### Task statement
Every line of the material that follows must be printed again exactly.

### Saved data entries
_____
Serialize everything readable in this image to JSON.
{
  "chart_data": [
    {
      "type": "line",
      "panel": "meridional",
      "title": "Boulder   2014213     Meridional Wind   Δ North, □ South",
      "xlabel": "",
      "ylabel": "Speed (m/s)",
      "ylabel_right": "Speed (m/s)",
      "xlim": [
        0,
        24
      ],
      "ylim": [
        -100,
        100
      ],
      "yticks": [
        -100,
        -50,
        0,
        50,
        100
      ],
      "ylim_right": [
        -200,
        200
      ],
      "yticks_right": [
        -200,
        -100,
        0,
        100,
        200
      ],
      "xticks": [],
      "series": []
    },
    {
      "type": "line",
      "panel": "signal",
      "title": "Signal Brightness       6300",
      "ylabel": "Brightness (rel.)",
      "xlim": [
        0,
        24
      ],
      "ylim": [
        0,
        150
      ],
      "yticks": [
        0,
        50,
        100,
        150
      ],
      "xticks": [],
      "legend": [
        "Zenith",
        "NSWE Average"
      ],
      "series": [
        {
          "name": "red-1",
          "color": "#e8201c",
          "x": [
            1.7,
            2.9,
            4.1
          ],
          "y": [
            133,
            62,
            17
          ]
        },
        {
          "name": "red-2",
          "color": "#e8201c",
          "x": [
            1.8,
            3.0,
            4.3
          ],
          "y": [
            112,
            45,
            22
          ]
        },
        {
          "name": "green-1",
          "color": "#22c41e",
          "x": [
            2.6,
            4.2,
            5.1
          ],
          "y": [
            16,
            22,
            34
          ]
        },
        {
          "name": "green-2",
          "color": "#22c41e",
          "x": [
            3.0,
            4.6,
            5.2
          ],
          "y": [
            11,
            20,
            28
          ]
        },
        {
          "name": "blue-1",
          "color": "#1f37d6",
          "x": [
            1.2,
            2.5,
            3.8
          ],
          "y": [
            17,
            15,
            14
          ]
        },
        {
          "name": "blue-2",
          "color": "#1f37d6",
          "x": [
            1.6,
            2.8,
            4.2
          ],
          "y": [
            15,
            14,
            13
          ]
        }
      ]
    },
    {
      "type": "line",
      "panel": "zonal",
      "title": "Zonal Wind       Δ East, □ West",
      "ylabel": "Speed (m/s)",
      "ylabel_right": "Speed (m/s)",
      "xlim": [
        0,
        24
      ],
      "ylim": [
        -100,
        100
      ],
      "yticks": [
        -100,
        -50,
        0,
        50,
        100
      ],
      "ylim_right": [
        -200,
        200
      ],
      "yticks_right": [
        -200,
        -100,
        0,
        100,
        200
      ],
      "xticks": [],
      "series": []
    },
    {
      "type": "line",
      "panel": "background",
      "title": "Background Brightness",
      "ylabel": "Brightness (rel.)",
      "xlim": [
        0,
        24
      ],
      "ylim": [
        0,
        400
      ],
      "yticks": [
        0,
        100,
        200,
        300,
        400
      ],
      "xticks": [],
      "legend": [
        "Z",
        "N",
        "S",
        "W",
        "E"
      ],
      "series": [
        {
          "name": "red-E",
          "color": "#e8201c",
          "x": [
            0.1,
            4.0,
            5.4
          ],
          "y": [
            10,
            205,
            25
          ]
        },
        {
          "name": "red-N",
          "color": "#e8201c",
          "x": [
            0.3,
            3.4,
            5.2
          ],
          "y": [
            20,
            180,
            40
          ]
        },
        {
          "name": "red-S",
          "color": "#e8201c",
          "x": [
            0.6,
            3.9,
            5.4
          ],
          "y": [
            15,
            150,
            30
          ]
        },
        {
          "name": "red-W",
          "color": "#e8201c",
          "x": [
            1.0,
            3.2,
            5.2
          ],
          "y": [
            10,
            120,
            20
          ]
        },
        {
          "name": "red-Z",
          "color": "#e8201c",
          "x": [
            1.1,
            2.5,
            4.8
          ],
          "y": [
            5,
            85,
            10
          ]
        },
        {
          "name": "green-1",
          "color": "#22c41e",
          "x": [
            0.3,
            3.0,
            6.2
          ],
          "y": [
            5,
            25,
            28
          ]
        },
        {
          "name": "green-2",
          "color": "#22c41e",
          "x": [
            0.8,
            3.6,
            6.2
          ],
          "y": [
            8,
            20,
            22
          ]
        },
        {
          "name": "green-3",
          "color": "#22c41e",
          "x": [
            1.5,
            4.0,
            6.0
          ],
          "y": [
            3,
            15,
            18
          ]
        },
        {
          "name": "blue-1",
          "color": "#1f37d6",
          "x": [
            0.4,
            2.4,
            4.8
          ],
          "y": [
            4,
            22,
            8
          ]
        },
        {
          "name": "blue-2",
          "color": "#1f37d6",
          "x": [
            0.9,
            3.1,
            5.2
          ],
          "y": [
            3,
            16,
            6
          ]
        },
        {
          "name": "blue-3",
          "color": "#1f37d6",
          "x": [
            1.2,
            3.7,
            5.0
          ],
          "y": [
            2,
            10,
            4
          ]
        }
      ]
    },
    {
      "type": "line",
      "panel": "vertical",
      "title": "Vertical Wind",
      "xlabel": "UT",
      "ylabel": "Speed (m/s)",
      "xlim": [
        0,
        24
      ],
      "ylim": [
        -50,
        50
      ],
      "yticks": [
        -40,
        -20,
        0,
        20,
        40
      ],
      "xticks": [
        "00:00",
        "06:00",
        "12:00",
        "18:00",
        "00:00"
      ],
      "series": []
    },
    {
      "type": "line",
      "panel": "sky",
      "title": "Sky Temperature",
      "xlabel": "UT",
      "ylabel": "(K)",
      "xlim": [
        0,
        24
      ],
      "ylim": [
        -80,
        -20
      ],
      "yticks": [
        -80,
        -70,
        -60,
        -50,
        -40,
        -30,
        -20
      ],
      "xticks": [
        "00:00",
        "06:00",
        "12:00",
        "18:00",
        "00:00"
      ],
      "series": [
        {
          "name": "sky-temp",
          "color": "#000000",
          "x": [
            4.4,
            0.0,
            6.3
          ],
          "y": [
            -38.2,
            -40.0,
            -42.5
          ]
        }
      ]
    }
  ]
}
_____
### Written reply
Serialize everything readable in this image to JSON.
{
  "chart_data": [
    {
      "type": "line",
      "panel": "meridional",
      "title": "Boulder   2014213     Meridional Wind   Δ North, □ South",
      "xlabel": "",
      "ylabel": "Speed (m/s)",
      "ylabel_right": "Speed (m/s)",
      "xlim": [
        0,
        24
      ],
      "ylim": [
        -100,
        100
      ],
      "yticks": [
        -100,
        -50,
        0,
        50,
        100
      ],
      "ylim_right": [
        -200,
        200
      ],
      "yticks_right": [
        -200,
        -100,
        0,
        100,
        200
      ],
      "xticks": [],
      "series": []
    },
    {
      "type": "line",
      "panel": "signal",
      "title": "Signal Brightness       6300",
      "ylabel": "Brightness (rel.)",
      "xlim": [
        0,
        24
      ],
      "ylim": [
        0,
        150
      ],
      "yticks": [
        0,
        50,
        100,
        150
      ],
      "xticks": [],
      "legend": [
        "Zenith",
        "NSWE Average"
      ],
      "series": [
        {
          "name": "red-1",
          "color": "#e8201c",
          "x": [
            1.7,
            2.9,
            4.1
          ],
          "y": [
            133,
            62,
            17
          ]
        },
        {
          "name": "red-2",
          "color": "#e8201c",
          "x": [
            1.8,
            3.0,
            4.3
          ],
          "y": [
            112,
            45,
            22
          ]
        },
        {
          "name": "green-1",
          "color": "#22c41e",
          "x": [
            2.6,
            4.2,
            5.1
          ],
          "y": [
            16,
            22,
            34
          ]
        },
        {
          "name": "green-2",
          "color": "#22c41e",
          "x": [
            3.0,
            4.6,
            5.2
          ],
          "y": [
            11,
            20,
            28
          ]
        },
        {
          "name": "blue-1",
          "color": "#1f37d6",
          "x": [
            1.2,
            2.5,
            3.8
          ],
          "y": [
            17,
            15,
            14
          ]
        },
        {
          "name": "blue-2",
          "color": "#1f37d6",
          "x": [
            1.6,
            2.8,
            4.2
          ],
          "y": [
            15,
            14,
            13
          ]
        }
      ]
    },
    {
      "type": "line",
      "panel": "zonal",
      "title": "Zonal Wind       Δ East, □ West",
      "ylabel": "Speed (m/s)",
      "ylabel_right": "Speed (m/s)",
      "xlim": [
        0,
        24
      ],
      "ylim": [
        -100,
        100
      ],
      "yticks": [
        -100,
        -50,
        0,
        50,
        100
      ],
      "ylim_right": [
        -200,
        200
      ],
      "yticks_right": [
        -200,
        -100,
        0,
        100,
        200
      ],
      "xticks": [],
      "series": []
    },
    {
      "type": "line",
      "panel": "background",
      "title": "Background Brightness",
      "ylabel": "Brightness (rel.)",
      "xlim": [
        0,
        24
      ],
      "ylim": [
        0,
        400
      ],
      "yticks": [
        0,
        100,
        200,
        300,
        400
      ],
      "xticks": [],
      "legend": [
        "Z",
        "N",
        "S",
        "W",
        "E"
      ],
      "series": [
        {
          "name": "red-E",
          "color": "#e8201c",
          "x": [
            0.1,
            4.0,
            5.4
          ],
          "y": [
            10,
            205,
            25
          ]
        },
        {
          "name": "red-N",
          "color": "#e8201c",
          "x": [
            0.3,
            3.4,
            5.2
          ],
          "y": [
            20,
            180,
            40
          ]
        },
        {
          "name": "red-S",
          "color": "#e8201c",
          "x": [
            0.6,
            3.9,
            5.4
          ],
          "y": [
            15,
            150,
            30
          ]
        },
        {
          "name": "red-W",
          "color": "#e8201c",
          "x": [
            1.0,
            3.2,
            5.2
          ],
          "y": [
            10,
            120,
            20
          ]
        },
        {
          "name": "red-Z",
          "color": "#e8201c",
          "x": [
            1.1,
            2.5,
            4.8
          ],
          "y": [
            5,
            85,
            10
          ]
        },
        {
          "name": "green-1",
          "color": "#22c41e",
          "x": [
            0.3,
            3.0,
            6.2
          ],
          "y": [
            5,
            25,
            28
          ]
        },
        {
          "name": "green-2",
          "color": "#22c41e",
          "x": [
            0.8,
            3.6,
            6.2
          ],
          "y": [
            8,
            20,
            22
          ]
        },
        {
          "name": "green-3",
          "color": "#22c41e",
          "x": [
            1.5,
            4.0,
            6.0
          ],
          "y": [
            3,
            15,
            18
          ]
        },
        {
          "name": "blue-1",
          "color": "#1f37d6",
          "x": [
            0.4,
            2.4,
            4.8
          ],
          "y": [
            4,
            22,
            8
          ]
        },
        {
          "name": "blue-2",
          "color": "#1f37d6",
          "x": [
            0.9,
            3.1,
            5.2
          ],
          "y": [
            3,
            16,
            6
          ]
        },
        {
          "name": "blue-3",
          "color": "#1f37d6",
          "x": [
            1.2,
            3.7,
            5.0
          ],
          "y": [
            2,
            10,
            4
          ]
        }
      ]
    },
    {
      "type": "line",
      "panel": "vertical",
      "title": "Vertical Wind",
      "xlabel": "UT",
      "ylabel": "Speed (m/s)",
      "xlim": [
        0,
        24
      ],
      "ylim": [
        -50,
        50
      ],
      "yticks": [
        -40,
        -20,
        0,
        20,
        40
      ],
      "xticks": [
        "00:00",
        "06:00",
        "12:00",
        "18:00",
        "00:00"
      ],
      "series": []
    },
    {
      "type": "line",
      "panel": "sky",
      "title": "Sky Temperature",
      "xlabel": "UT",
      "ylabel": "(K)",
      "xlim": [
        0,
        24
      ],
      "ylim": [
        -80,
        -20
      ],
      "yticks": [
        -80,
        -70,
        -60,
        -50,
        -40,
        -30,
        -20
      ],
      "xticks": [
        "00:00",
        "06:00",
        "12:00",
        "18:00",
        "00:00"
      ],
      "series": [
        {
          "name": "sky-temp",
          "color": "#000000",
          "x": [
            4.4,
            0.0,
            6.3
          ],
          "y": [
            -38.2,
            -40.0,
            -42.5
          ]
        }
      ]
    }
  ]
}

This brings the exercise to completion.